START Information given
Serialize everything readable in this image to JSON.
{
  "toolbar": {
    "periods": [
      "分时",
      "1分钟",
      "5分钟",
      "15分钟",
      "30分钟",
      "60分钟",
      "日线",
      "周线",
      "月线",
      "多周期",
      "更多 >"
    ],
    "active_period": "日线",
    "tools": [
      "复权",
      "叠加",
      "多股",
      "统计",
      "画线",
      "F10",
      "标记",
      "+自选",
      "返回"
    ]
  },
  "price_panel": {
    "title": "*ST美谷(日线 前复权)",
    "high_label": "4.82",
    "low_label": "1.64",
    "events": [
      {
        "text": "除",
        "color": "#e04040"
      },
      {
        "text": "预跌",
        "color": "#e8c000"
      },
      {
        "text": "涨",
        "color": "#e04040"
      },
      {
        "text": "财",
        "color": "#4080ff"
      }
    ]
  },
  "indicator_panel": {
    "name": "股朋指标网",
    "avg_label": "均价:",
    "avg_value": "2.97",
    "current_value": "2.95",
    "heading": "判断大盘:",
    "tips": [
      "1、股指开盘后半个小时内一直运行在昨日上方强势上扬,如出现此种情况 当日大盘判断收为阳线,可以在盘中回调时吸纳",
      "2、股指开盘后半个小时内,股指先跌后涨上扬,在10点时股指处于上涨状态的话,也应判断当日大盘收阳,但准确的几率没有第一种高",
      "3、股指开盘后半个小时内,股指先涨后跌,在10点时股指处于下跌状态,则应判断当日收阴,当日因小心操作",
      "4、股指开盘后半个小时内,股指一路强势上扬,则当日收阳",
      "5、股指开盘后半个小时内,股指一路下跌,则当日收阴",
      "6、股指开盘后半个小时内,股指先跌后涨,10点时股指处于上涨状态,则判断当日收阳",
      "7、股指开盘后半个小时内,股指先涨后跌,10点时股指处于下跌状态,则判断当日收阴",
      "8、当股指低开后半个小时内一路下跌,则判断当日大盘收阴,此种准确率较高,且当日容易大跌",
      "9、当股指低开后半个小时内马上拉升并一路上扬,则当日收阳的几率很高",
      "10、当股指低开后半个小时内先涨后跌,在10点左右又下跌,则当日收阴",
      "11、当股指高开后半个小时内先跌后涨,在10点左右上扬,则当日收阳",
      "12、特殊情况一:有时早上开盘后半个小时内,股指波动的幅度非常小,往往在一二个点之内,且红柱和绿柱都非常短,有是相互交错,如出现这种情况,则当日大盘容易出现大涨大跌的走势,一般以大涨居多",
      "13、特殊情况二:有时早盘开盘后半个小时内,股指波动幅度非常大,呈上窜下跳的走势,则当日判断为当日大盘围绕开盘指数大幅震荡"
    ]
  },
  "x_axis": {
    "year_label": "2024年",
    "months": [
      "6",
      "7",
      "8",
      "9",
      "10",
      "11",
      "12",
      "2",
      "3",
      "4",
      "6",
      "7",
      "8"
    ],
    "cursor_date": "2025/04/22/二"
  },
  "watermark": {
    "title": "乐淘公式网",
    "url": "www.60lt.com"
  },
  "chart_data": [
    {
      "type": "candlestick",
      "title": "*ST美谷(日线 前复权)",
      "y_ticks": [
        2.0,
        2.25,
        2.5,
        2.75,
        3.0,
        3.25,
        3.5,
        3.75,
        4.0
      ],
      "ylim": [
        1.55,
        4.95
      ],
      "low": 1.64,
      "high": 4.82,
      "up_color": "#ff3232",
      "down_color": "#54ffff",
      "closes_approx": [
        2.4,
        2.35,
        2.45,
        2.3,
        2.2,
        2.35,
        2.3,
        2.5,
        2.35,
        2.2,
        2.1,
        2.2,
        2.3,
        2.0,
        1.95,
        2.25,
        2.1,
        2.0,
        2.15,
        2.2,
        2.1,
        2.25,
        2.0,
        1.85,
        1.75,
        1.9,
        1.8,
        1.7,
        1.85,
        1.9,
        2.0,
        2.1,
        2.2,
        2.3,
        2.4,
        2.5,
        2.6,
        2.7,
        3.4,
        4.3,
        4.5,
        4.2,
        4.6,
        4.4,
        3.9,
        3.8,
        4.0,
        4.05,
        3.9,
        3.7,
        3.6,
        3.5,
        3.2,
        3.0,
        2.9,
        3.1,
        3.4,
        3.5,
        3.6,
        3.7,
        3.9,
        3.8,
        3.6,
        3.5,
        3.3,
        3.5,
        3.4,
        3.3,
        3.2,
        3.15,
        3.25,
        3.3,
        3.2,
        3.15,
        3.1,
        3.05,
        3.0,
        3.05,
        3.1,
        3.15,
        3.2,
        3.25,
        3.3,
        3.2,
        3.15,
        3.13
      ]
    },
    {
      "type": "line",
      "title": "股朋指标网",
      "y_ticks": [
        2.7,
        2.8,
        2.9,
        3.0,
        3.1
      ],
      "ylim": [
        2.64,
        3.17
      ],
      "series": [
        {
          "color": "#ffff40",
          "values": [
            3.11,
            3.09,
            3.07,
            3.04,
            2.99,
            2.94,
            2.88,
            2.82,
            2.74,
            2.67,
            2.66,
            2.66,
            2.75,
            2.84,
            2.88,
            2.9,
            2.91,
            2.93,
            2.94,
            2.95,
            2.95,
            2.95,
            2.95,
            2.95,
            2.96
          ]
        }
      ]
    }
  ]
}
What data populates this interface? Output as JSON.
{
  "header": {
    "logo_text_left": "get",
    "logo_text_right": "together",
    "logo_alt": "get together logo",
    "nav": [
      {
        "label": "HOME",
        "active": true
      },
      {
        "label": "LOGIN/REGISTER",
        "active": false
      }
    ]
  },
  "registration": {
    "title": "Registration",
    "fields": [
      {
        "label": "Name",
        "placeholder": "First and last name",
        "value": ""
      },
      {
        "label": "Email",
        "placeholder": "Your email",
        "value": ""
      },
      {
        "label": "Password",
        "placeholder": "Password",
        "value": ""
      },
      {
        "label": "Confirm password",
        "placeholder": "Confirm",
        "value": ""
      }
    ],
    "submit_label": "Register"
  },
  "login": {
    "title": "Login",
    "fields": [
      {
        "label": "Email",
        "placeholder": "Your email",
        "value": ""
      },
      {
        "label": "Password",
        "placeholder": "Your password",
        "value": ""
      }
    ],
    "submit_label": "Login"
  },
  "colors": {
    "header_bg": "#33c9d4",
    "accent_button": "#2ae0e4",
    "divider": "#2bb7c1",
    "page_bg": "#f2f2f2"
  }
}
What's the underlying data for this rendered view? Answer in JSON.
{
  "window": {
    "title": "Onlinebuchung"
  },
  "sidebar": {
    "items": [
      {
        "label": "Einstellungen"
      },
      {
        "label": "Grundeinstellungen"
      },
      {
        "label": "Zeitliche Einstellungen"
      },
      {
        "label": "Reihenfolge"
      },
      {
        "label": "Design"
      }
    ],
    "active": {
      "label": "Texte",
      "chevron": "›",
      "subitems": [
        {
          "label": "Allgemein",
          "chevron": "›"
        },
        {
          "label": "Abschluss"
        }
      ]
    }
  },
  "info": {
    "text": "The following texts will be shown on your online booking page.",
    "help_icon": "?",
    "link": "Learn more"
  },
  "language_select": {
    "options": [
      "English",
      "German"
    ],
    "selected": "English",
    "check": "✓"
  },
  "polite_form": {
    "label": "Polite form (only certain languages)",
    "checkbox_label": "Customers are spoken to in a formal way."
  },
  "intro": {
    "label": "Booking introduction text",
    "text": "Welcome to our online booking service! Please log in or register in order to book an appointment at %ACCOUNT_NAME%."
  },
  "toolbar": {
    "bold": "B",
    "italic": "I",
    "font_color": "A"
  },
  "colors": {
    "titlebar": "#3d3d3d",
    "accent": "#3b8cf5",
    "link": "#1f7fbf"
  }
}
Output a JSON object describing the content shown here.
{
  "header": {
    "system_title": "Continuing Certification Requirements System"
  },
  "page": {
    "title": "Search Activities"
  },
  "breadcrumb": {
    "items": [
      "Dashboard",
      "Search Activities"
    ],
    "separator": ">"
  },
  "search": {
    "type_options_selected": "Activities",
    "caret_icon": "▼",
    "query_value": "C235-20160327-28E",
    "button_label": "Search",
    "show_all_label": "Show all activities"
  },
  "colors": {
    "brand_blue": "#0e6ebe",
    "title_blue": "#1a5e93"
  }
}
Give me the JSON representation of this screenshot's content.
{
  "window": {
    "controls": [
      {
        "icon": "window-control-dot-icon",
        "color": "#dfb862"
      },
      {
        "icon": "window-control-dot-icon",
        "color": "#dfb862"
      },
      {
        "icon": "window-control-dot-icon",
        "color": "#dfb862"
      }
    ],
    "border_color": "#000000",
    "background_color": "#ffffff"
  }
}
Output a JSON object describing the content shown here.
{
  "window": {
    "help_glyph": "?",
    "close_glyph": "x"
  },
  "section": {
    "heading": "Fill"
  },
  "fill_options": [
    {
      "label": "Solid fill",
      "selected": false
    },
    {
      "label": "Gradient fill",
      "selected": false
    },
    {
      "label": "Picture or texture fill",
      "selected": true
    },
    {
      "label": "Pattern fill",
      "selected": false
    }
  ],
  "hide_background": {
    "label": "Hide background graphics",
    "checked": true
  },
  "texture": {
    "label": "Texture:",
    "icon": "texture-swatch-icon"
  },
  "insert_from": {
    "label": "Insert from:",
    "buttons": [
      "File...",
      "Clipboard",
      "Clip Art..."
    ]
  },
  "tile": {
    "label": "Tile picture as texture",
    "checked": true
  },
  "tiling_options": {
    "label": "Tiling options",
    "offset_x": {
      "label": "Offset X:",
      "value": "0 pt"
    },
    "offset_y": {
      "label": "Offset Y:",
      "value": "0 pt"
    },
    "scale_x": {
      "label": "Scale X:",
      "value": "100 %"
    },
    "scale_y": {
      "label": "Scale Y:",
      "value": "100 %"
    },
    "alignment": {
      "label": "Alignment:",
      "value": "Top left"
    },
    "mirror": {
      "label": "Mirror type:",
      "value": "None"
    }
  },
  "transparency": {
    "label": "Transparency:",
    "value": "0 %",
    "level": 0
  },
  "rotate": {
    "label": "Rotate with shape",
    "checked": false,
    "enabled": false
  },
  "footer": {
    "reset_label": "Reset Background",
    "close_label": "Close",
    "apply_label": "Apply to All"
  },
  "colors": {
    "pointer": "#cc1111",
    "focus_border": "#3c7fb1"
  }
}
END Information given
**What to do**
Identify which lines contain the word "together" and copy each one.

**Output for this task**
    "logo_text_right": "together",
    "logo_alt": "get together logo",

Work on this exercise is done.